[Figure contents as structured data]

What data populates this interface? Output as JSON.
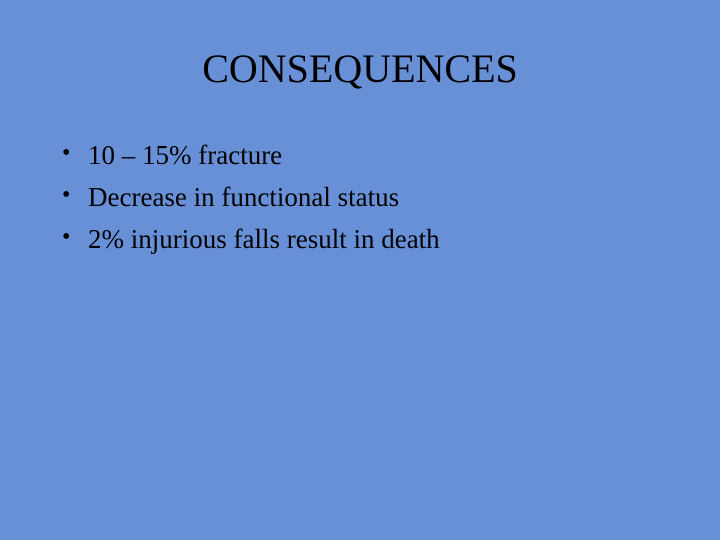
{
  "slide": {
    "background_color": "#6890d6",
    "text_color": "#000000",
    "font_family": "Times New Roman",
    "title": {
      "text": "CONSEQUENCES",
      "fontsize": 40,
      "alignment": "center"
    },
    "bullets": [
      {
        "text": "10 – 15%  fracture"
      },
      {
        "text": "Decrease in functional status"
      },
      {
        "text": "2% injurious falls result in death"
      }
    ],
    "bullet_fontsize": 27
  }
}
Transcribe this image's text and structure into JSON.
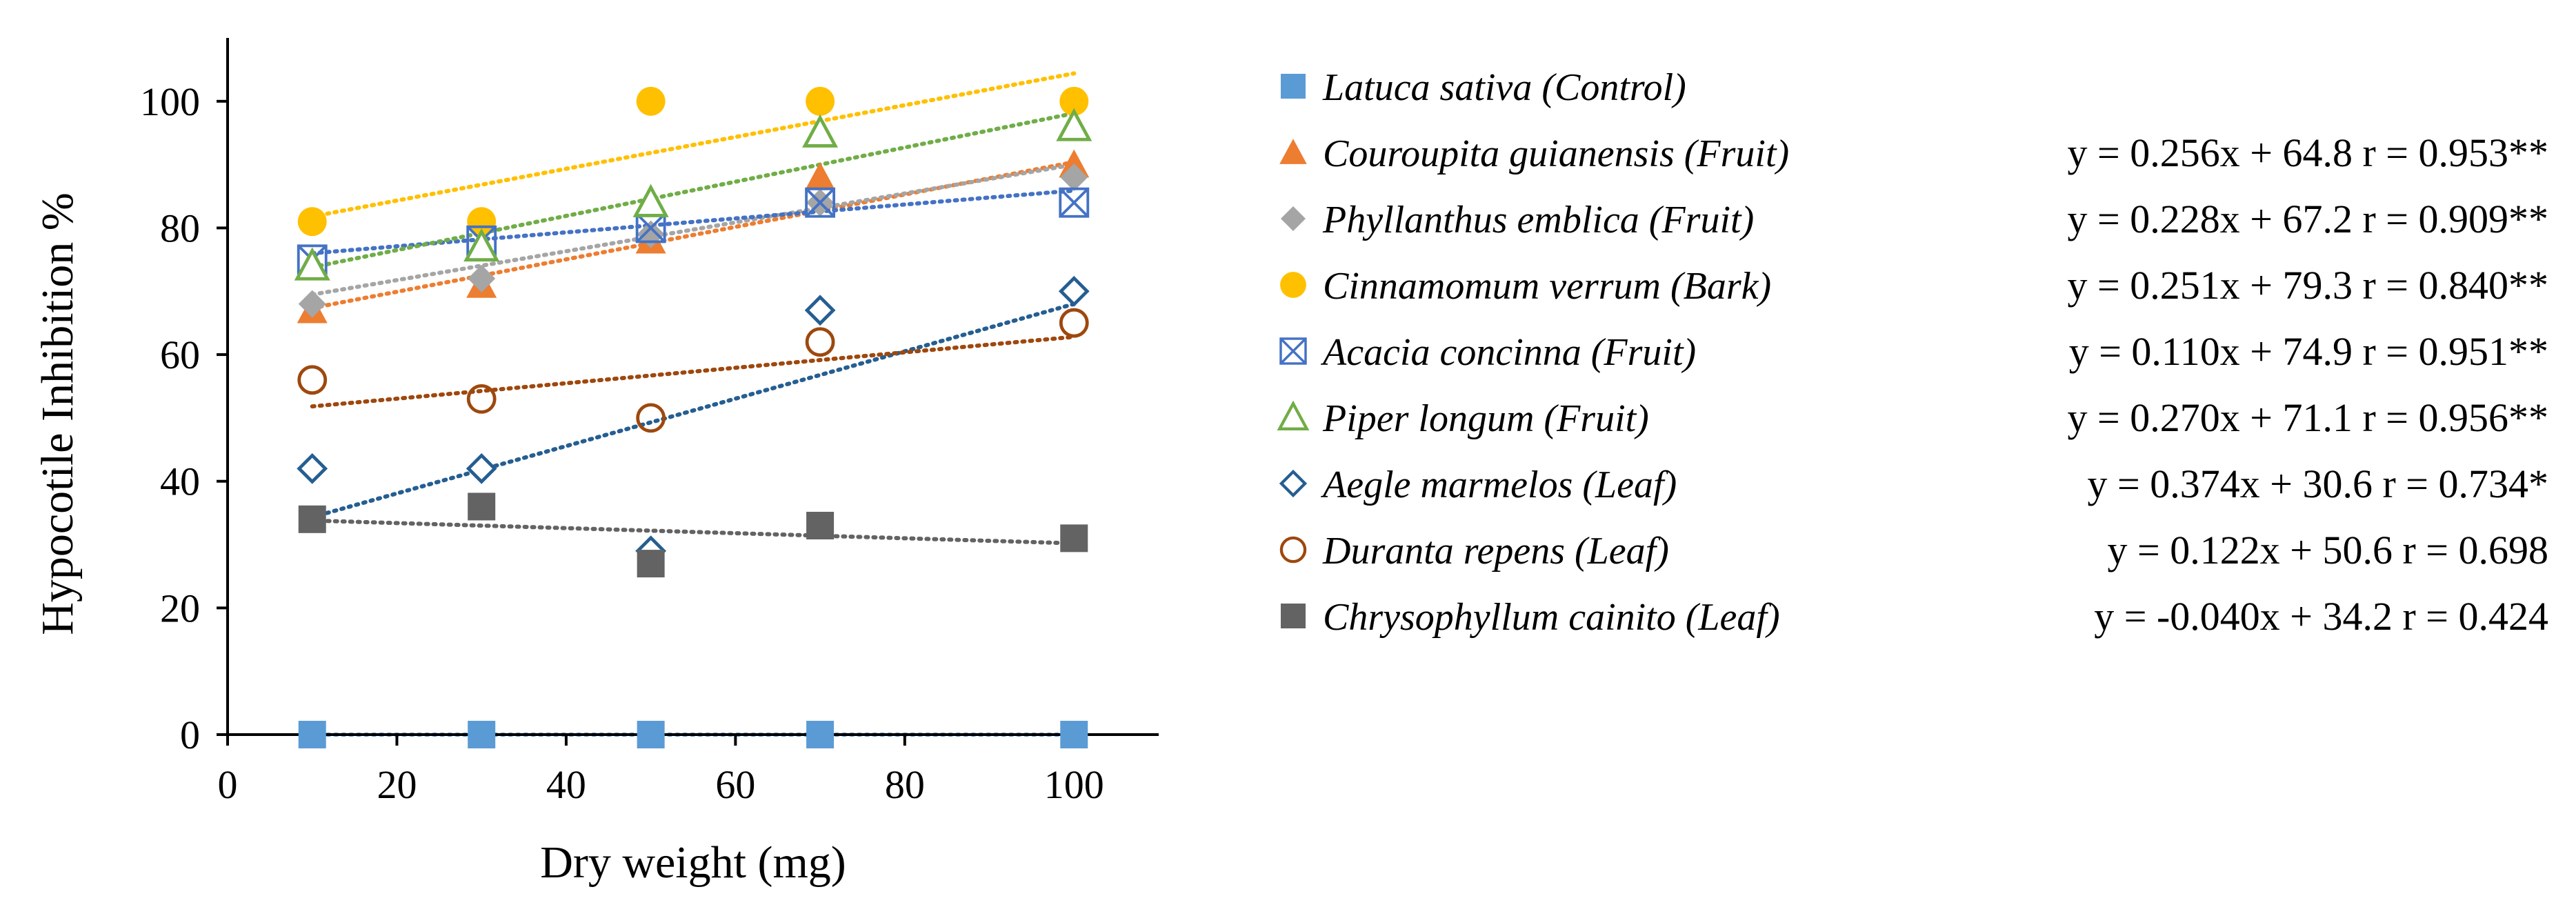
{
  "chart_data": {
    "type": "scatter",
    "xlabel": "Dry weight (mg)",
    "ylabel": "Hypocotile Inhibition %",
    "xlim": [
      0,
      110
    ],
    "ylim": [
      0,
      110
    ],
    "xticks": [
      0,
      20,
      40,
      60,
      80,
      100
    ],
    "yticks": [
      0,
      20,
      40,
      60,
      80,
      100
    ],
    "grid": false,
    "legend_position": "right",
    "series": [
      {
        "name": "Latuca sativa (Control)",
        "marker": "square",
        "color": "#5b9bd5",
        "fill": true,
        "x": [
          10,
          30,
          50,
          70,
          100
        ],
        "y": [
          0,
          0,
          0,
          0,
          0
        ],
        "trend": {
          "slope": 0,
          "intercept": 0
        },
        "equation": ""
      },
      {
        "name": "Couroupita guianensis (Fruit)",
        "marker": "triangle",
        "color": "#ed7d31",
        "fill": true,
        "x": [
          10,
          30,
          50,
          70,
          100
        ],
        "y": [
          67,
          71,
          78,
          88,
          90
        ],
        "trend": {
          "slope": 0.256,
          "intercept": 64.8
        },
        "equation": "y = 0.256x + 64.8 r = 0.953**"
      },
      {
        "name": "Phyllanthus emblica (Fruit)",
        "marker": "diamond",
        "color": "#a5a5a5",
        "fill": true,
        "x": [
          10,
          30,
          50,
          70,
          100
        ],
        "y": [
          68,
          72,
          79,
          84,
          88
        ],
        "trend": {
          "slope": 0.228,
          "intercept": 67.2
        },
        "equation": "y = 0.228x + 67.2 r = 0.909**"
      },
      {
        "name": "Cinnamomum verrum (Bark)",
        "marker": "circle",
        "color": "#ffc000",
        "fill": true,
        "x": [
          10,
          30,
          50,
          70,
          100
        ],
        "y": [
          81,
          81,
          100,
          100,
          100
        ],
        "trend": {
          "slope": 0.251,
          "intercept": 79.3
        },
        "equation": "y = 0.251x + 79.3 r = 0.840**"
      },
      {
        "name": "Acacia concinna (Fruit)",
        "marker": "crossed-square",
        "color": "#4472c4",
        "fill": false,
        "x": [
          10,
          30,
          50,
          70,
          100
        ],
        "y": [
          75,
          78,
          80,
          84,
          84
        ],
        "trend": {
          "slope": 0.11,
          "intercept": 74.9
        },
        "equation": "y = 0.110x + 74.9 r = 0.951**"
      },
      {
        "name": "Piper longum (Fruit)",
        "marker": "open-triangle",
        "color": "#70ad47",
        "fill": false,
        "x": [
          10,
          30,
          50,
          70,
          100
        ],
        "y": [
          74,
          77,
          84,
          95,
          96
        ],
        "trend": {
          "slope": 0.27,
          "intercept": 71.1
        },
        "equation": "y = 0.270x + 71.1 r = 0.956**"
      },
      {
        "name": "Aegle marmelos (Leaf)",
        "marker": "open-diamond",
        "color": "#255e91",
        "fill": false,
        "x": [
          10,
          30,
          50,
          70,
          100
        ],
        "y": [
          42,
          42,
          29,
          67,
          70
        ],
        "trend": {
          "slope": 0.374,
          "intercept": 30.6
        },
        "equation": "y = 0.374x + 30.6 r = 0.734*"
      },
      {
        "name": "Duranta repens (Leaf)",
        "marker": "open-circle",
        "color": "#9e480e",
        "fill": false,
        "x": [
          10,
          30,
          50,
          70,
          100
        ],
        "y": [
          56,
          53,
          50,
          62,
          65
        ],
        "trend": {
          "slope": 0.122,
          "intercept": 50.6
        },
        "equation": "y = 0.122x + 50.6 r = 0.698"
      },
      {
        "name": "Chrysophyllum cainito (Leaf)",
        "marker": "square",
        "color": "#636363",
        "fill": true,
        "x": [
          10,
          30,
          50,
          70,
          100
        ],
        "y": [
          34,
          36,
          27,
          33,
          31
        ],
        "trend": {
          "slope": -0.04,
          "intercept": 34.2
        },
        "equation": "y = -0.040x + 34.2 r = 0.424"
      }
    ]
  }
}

---

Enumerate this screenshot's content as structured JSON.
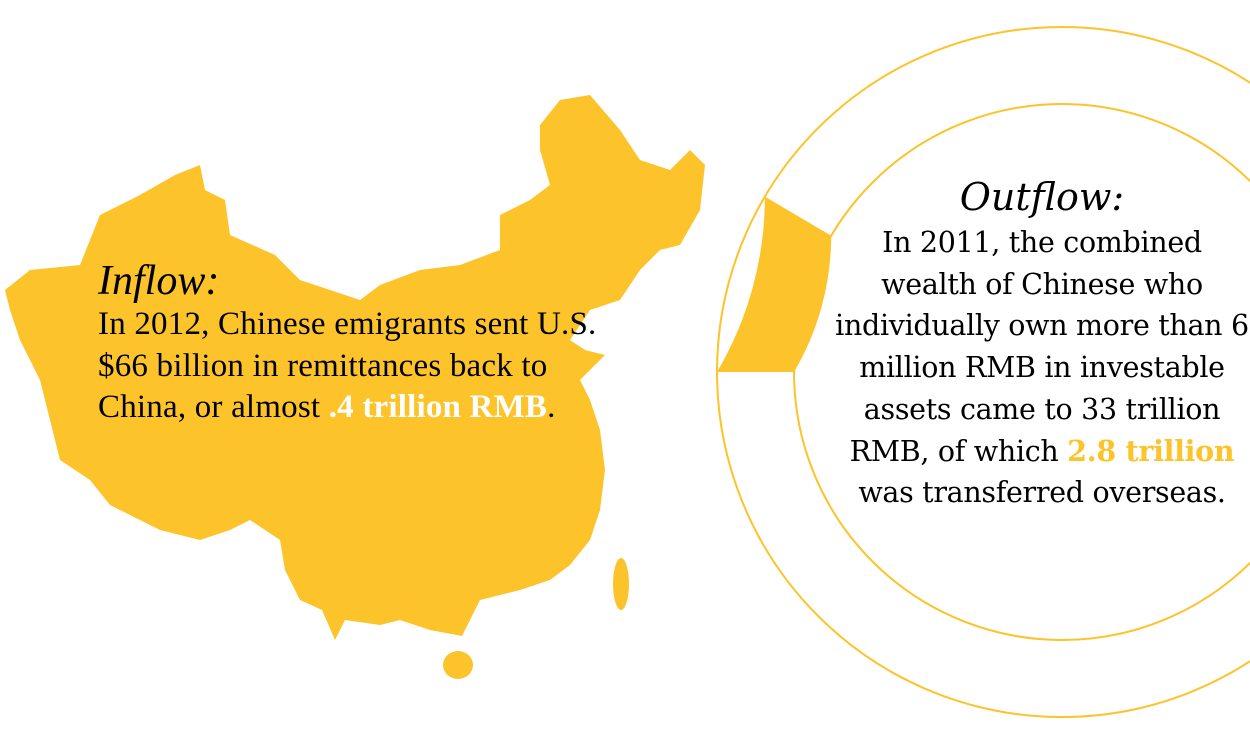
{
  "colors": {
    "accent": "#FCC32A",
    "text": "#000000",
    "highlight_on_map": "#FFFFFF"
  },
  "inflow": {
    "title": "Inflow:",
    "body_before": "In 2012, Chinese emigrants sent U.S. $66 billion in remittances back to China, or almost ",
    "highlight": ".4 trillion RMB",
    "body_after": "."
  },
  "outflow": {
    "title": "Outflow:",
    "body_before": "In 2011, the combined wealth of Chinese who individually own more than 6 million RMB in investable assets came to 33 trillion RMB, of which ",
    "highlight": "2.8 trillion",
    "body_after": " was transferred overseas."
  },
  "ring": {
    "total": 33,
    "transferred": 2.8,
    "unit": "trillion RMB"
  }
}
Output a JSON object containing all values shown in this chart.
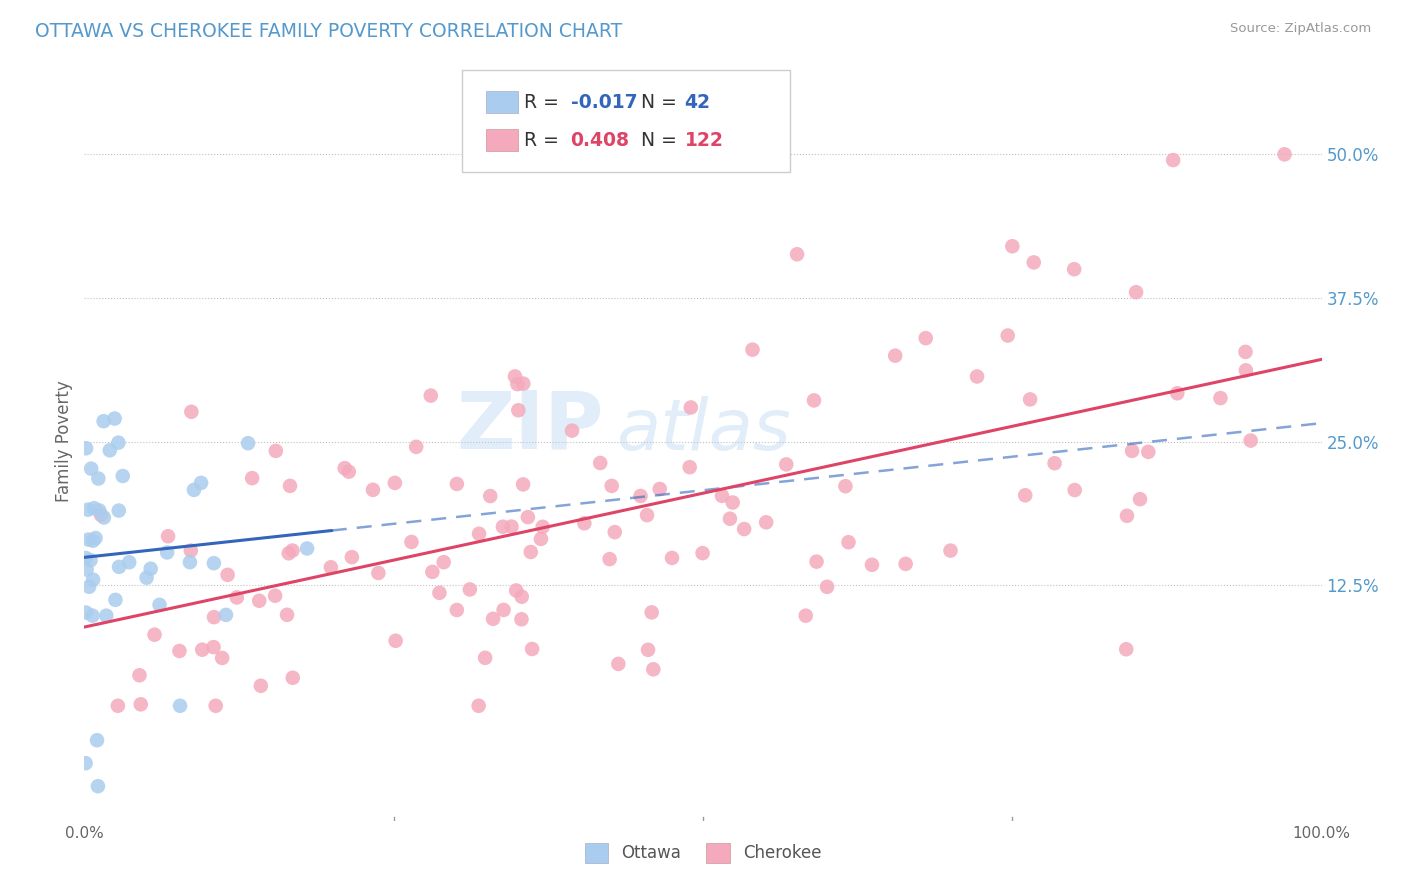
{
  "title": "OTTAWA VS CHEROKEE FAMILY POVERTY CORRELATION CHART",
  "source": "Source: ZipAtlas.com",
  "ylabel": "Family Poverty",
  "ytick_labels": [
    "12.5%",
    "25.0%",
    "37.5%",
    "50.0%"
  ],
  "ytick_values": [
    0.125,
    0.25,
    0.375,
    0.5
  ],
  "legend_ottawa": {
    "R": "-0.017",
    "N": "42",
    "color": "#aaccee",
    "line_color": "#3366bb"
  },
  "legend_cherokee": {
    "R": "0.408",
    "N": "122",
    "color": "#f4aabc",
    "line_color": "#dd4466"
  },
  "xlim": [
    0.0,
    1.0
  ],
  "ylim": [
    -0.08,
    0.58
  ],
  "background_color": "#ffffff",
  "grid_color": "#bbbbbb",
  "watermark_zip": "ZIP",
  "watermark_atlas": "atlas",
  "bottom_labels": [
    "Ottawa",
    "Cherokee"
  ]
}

--

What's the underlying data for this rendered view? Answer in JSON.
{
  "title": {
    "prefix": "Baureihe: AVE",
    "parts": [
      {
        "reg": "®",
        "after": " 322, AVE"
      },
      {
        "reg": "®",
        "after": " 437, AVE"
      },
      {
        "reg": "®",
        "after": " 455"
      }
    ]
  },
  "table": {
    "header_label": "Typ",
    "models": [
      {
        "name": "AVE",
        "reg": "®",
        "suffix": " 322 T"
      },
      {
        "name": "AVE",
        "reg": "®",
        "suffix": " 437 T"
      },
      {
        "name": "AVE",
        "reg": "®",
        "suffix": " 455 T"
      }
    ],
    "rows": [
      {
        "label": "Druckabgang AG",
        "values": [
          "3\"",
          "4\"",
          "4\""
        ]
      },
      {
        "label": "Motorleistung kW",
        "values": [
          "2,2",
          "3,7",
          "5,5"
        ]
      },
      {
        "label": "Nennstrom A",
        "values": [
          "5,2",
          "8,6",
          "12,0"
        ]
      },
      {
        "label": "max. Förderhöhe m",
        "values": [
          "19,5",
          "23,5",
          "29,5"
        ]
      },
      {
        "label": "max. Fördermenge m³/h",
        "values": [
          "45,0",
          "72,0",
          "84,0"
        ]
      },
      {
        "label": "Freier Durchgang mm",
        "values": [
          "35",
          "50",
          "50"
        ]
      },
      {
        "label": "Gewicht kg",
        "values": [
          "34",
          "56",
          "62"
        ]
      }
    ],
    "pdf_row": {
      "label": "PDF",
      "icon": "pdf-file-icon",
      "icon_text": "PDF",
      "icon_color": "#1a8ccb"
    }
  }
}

■ **Task**: Pick out each line in the material containing "JSON".

■ **Expected answer**:
What data populates this interface? Output as JSON.
Transcribe this image's text and structure into JSON.
Enumerate this screenshot's content as structured JSON.
Output a JSON object containing all values shown in this chart.
What's the underlying data for this rendered view? Answer in JSON.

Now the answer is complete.